** WRITTEN EXERCISE **
Working from the entries that follow, transcribe exactly and only the lines from the one with "Extract the structured" through the last, pictures excluded.

Extracted records:
::::::::::
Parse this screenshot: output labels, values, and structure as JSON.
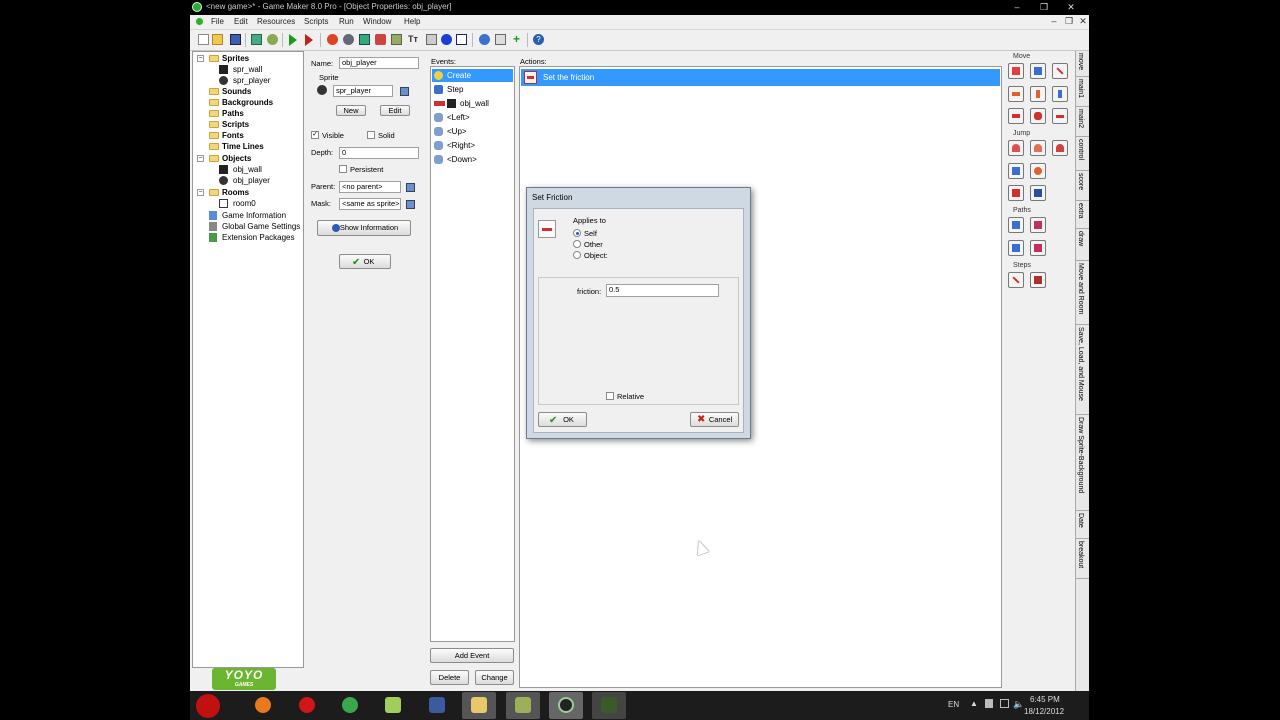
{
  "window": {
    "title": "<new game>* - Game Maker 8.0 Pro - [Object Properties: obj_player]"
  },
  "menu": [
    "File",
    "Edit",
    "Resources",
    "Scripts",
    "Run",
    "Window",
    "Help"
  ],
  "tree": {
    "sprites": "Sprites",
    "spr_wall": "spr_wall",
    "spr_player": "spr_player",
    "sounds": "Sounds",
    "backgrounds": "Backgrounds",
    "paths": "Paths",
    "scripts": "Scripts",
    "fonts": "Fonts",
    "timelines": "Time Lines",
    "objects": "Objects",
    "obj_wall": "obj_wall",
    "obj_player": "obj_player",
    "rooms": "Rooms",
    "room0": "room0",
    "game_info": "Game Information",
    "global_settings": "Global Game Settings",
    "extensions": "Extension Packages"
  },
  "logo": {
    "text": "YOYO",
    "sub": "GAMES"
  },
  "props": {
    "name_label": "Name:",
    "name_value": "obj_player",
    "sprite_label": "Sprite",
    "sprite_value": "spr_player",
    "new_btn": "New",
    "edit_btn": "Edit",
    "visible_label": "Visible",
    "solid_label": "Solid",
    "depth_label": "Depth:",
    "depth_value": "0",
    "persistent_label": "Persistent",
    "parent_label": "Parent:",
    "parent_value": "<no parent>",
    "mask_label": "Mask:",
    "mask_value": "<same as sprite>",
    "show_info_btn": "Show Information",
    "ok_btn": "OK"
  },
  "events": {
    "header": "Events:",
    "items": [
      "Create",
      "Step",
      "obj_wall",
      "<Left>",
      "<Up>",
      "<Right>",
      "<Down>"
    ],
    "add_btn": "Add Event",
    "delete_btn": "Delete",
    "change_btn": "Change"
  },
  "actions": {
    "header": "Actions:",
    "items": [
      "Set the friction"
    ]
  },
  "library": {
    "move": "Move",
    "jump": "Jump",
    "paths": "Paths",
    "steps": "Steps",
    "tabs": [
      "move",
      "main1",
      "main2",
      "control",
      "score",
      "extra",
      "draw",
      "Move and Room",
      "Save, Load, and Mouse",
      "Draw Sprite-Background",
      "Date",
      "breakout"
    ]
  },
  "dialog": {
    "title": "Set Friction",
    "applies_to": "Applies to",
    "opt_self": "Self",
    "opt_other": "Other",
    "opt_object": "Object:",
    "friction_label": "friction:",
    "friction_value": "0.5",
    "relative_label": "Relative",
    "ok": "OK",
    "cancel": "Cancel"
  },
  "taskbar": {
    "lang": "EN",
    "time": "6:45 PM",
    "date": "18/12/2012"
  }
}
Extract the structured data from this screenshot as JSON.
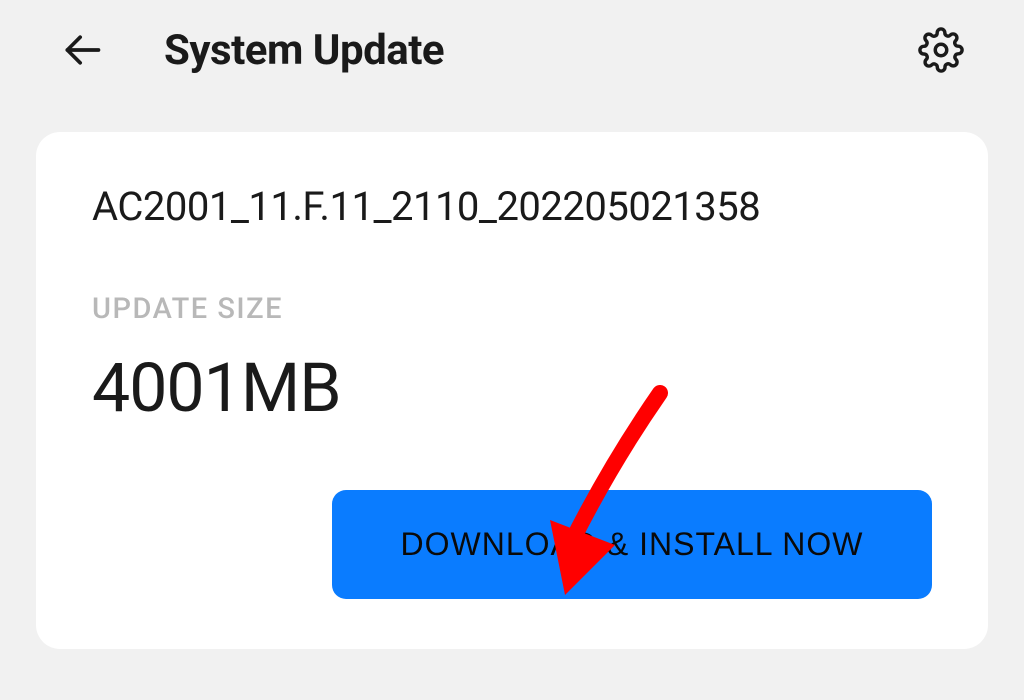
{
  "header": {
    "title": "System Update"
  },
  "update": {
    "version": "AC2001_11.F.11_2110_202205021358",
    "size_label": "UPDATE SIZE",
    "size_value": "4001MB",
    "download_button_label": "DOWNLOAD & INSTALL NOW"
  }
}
::::::::::
** TASK RESPONSE **
Extract the structured data from this screenshot as JSON.
{
  "header": {
    "title": "System Update"
  },
  "update": {
    "version": "AC2001_11.F.11_2110_202205021358",
    "size_label": "UPDATE SIZE",
    "size_value": "4001MB",
    "download_button_label": "DOWNLOAD & INSTALL NOW"
  }
}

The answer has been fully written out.